Data excerpts
-*-

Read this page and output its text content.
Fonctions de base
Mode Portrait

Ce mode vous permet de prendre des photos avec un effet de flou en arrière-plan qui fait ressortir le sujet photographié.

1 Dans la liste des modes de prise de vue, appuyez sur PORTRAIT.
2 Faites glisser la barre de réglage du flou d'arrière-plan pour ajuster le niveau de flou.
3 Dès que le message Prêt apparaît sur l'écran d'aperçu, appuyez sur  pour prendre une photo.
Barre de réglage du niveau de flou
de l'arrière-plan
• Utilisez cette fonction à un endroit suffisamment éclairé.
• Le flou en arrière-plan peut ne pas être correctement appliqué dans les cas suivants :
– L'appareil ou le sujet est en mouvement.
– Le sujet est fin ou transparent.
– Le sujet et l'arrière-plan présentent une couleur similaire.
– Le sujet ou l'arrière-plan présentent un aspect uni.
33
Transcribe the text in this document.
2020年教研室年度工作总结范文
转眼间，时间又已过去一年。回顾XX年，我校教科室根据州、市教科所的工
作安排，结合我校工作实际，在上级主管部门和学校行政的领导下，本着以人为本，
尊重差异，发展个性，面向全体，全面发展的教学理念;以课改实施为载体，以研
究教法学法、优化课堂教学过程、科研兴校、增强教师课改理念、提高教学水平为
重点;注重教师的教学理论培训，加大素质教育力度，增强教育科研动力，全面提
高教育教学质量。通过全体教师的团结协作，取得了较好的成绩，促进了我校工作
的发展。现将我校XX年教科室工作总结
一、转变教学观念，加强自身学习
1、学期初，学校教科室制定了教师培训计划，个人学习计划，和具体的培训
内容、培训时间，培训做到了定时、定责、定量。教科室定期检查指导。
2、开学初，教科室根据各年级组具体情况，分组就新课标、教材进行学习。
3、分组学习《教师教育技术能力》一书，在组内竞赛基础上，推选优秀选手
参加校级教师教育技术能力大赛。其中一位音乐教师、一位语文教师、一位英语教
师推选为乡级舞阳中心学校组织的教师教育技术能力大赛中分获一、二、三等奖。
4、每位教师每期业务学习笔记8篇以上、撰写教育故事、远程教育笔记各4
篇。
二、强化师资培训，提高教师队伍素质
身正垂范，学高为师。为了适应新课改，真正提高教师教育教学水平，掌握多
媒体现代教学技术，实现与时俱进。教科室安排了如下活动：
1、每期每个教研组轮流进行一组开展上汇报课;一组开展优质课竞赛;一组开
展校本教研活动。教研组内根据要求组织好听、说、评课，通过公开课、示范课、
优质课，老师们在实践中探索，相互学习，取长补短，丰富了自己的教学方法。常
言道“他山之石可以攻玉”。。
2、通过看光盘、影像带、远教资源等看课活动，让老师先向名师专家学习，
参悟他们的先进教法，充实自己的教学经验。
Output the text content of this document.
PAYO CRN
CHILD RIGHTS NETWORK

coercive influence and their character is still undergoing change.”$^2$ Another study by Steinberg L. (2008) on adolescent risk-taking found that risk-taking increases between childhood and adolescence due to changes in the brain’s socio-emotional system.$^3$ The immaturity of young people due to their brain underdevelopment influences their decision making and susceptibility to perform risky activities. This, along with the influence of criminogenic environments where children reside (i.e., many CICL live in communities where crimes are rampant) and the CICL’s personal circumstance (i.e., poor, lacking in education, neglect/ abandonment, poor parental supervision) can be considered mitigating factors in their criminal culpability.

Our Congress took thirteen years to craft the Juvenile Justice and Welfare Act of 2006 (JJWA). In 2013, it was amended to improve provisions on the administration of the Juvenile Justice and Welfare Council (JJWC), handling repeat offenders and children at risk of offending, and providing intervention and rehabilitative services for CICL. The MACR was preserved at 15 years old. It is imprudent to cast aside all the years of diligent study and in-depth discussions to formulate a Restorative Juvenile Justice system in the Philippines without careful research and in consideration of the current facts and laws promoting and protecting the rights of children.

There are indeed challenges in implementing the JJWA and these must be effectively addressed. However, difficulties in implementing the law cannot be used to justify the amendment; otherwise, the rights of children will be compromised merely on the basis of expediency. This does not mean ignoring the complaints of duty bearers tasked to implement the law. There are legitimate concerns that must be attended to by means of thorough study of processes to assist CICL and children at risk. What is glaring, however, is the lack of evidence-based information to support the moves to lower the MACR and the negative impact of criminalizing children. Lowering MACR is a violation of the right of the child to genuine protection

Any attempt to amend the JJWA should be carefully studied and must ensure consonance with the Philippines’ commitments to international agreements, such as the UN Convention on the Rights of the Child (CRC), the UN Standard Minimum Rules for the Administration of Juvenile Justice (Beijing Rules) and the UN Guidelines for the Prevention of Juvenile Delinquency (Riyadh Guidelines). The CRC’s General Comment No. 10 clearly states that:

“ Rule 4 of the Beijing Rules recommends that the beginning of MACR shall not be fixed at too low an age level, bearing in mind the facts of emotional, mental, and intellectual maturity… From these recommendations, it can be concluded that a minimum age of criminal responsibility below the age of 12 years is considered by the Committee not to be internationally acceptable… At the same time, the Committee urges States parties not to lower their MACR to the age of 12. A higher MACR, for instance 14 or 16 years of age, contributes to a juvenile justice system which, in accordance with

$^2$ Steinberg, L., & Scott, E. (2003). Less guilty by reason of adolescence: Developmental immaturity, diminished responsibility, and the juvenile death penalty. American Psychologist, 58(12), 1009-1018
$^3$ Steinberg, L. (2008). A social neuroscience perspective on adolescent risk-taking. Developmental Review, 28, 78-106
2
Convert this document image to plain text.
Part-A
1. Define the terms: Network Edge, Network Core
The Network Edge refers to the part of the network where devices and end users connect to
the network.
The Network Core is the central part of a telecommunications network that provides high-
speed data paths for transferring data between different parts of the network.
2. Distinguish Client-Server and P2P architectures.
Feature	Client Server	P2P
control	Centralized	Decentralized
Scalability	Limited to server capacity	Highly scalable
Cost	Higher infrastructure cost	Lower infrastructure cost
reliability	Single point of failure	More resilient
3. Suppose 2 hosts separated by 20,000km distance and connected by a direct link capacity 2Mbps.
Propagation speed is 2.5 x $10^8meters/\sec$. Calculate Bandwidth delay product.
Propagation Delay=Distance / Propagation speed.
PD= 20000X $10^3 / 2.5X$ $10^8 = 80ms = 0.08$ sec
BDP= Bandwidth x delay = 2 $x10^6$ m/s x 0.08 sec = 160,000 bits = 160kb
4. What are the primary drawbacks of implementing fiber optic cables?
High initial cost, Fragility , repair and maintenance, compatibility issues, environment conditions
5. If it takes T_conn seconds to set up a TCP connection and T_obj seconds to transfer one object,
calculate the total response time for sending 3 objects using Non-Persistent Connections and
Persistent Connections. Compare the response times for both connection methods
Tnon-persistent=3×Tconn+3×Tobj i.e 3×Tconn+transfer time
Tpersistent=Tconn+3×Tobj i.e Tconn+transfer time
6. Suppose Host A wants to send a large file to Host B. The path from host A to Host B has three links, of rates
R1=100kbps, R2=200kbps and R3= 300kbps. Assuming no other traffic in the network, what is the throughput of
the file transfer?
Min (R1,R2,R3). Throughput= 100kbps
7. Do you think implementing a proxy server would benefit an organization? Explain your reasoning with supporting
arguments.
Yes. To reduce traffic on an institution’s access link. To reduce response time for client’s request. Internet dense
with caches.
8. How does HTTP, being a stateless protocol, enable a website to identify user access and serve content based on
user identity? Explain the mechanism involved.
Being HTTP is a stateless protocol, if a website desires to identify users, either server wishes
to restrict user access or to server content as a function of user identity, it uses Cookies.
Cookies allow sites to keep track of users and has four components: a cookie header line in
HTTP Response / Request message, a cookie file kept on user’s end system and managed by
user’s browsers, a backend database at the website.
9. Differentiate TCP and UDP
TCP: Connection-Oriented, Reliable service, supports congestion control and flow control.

-*-

TASK -> List each line of the entries that holds the string "stateless".

THE RESULT ->
8. How does HTTP, being a stateless protocol, enable a website to identify user access and serve content based on
Being HTTP is a stateless protocol, if a website desires to identify users, either server wishes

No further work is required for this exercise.